→ **WHAT IS BEING ASKED**: Look through the material and copy each line holding "Backup".

→ **EXTRACTED RECORDS**:
** start **

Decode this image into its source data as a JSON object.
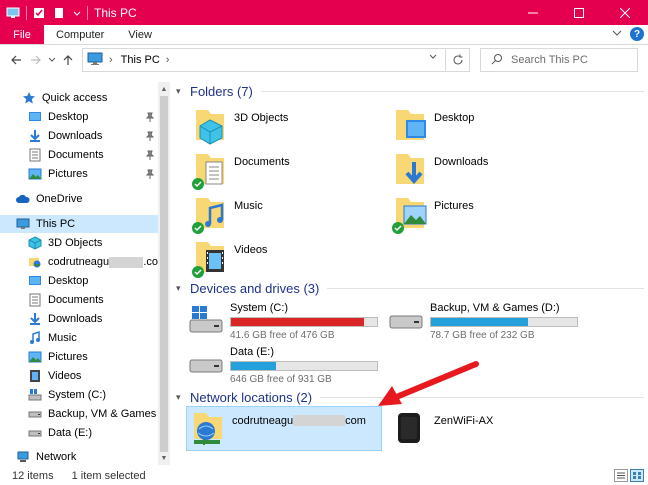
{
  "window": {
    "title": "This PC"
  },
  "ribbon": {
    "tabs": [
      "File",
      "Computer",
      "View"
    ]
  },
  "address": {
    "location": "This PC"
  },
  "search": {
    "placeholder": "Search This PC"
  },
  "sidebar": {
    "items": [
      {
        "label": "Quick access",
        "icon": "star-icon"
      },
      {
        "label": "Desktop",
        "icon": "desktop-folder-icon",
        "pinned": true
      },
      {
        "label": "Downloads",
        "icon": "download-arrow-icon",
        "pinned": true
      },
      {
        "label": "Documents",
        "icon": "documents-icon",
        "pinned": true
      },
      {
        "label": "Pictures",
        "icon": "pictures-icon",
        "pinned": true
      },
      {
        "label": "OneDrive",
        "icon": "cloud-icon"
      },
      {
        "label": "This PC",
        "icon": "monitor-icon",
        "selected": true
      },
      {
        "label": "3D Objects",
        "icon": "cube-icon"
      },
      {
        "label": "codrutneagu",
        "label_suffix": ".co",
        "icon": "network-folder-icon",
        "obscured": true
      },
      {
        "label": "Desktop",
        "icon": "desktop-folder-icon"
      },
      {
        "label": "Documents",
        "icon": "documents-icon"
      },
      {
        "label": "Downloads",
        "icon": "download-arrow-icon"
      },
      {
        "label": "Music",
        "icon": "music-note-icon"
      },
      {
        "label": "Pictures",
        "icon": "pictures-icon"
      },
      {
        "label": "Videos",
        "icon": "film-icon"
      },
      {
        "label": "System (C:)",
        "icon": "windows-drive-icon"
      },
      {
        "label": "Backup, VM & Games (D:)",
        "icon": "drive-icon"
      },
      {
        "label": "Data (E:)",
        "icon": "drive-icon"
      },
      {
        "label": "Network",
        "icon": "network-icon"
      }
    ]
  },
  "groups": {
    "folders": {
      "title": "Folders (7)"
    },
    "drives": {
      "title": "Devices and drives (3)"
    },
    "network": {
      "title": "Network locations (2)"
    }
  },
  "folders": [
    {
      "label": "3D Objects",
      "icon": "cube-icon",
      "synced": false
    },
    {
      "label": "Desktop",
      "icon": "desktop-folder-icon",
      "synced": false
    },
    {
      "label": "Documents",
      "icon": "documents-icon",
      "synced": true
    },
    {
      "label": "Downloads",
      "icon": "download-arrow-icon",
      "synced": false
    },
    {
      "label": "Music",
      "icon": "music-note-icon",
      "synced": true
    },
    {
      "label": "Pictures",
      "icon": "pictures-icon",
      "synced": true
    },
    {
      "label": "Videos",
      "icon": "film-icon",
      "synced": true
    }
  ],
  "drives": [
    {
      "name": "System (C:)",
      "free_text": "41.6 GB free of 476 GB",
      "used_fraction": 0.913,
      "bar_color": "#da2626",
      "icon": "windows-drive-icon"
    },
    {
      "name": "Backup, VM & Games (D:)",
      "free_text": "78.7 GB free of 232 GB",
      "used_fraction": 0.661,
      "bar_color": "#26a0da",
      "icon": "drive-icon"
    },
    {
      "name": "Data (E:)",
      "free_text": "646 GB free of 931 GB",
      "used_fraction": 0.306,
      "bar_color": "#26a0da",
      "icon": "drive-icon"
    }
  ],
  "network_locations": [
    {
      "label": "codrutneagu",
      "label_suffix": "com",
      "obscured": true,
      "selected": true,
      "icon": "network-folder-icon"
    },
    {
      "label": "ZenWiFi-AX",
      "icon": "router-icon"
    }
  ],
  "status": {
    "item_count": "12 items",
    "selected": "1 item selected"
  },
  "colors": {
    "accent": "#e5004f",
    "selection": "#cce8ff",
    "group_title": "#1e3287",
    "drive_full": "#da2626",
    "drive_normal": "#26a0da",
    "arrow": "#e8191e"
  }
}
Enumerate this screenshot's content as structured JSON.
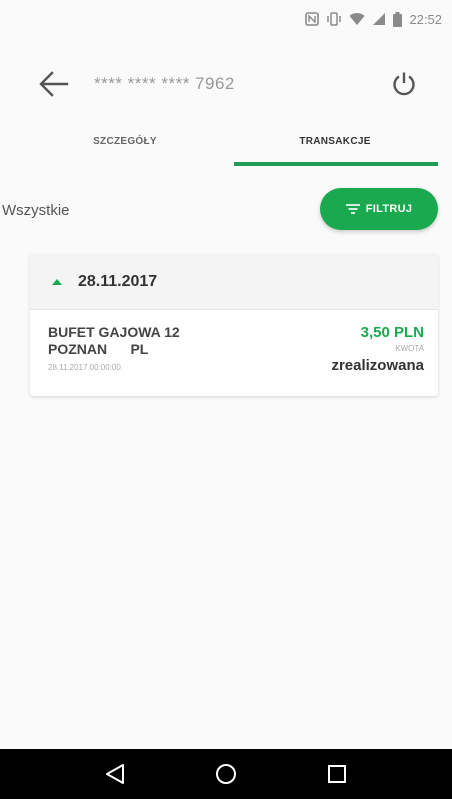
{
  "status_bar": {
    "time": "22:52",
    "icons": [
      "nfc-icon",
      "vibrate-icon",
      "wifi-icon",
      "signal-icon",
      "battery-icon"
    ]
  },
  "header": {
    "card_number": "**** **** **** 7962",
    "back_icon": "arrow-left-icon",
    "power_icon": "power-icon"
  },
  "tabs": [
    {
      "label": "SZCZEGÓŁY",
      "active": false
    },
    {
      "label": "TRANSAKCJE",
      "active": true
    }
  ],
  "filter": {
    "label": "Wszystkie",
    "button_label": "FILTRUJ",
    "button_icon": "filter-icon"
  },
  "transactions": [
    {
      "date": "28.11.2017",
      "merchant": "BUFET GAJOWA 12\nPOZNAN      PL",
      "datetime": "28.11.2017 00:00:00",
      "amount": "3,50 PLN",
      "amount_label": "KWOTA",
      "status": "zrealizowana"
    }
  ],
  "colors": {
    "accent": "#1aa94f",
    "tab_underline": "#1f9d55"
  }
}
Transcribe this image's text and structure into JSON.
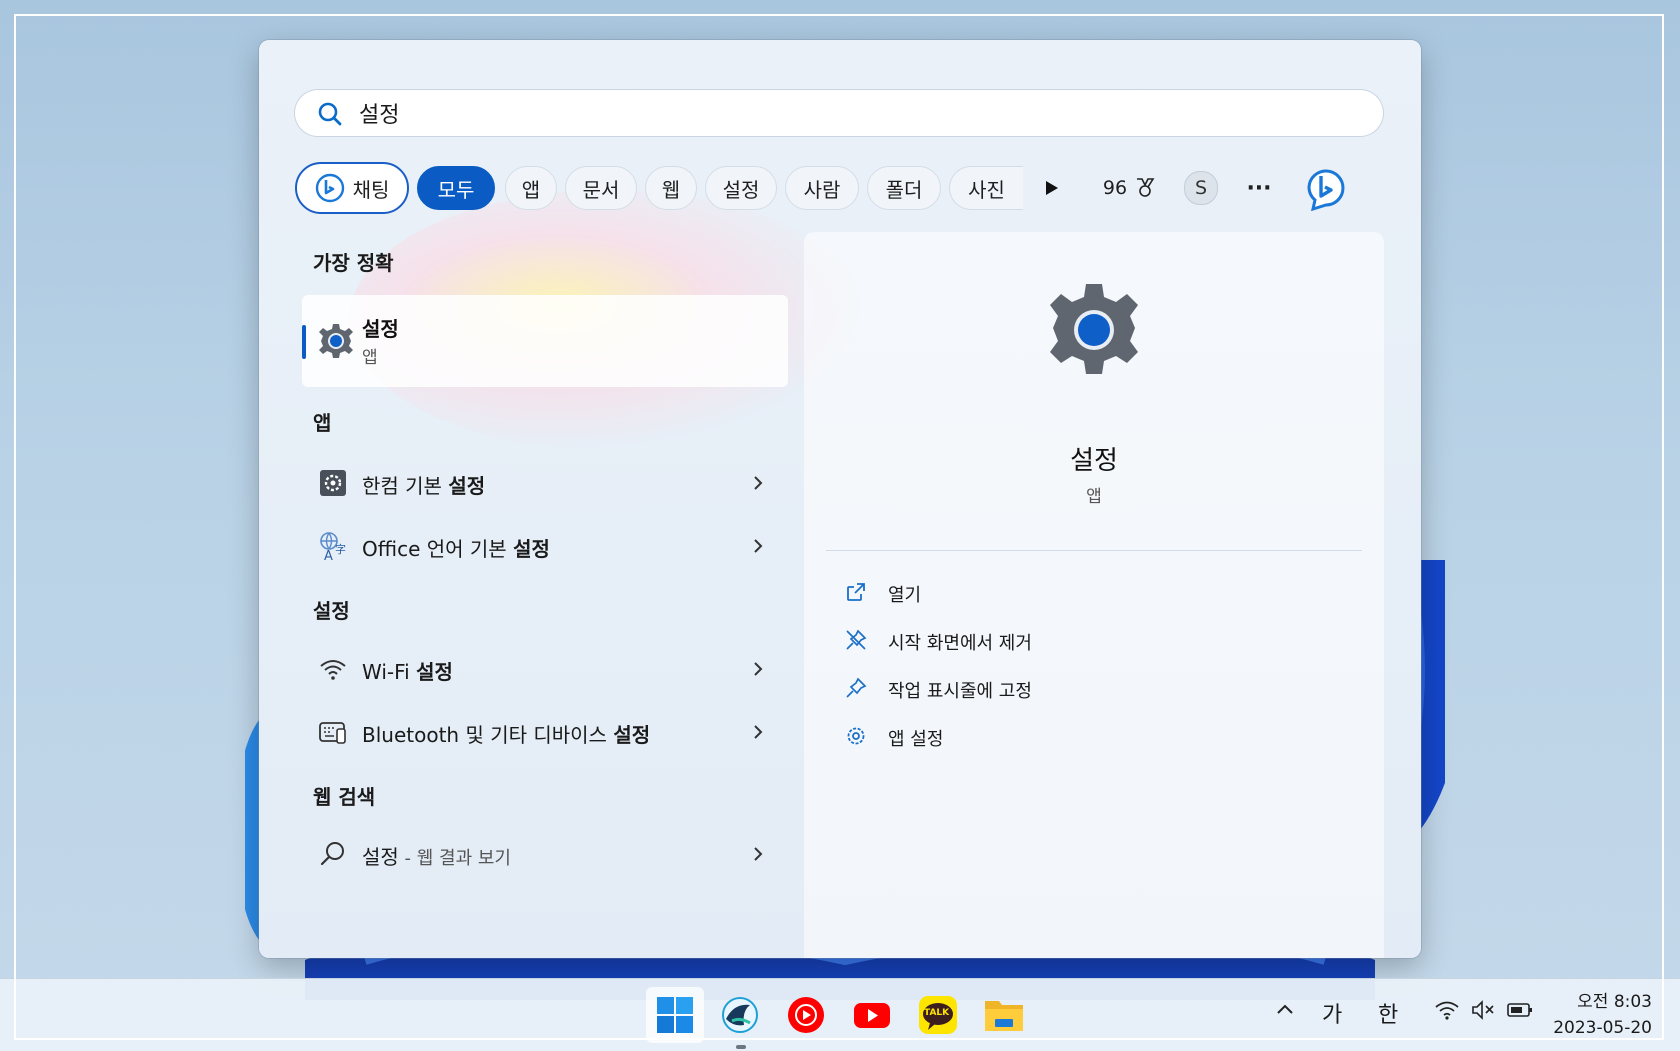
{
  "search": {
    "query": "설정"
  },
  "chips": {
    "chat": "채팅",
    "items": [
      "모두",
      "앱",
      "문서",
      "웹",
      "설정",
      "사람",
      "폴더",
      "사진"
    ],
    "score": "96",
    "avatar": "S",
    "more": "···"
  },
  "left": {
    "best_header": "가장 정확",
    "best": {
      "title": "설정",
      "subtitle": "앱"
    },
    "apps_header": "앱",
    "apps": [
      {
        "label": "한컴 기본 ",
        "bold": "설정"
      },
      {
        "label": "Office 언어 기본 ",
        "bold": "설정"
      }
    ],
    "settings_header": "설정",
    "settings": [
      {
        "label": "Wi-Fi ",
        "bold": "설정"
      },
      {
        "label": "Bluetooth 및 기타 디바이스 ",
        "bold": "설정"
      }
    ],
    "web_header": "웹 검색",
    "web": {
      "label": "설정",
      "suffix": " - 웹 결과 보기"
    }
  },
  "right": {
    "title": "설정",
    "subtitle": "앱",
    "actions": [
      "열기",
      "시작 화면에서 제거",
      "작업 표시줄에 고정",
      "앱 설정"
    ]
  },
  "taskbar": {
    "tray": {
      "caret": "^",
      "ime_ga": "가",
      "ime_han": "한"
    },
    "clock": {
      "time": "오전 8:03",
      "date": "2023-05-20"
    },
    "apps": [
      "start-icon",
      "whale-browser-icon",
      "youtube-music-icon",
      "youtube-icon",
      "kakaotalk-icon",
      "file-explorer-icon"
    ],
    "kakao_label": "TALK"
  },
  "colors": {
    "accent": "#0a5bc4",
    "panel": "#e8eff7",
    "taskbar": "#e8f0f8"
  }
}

** end **

→ **OUTPUT BELOW**:
        "label": "Backup, VM & Games (D:)",
      "name": "Backup, VM & Games (D:)",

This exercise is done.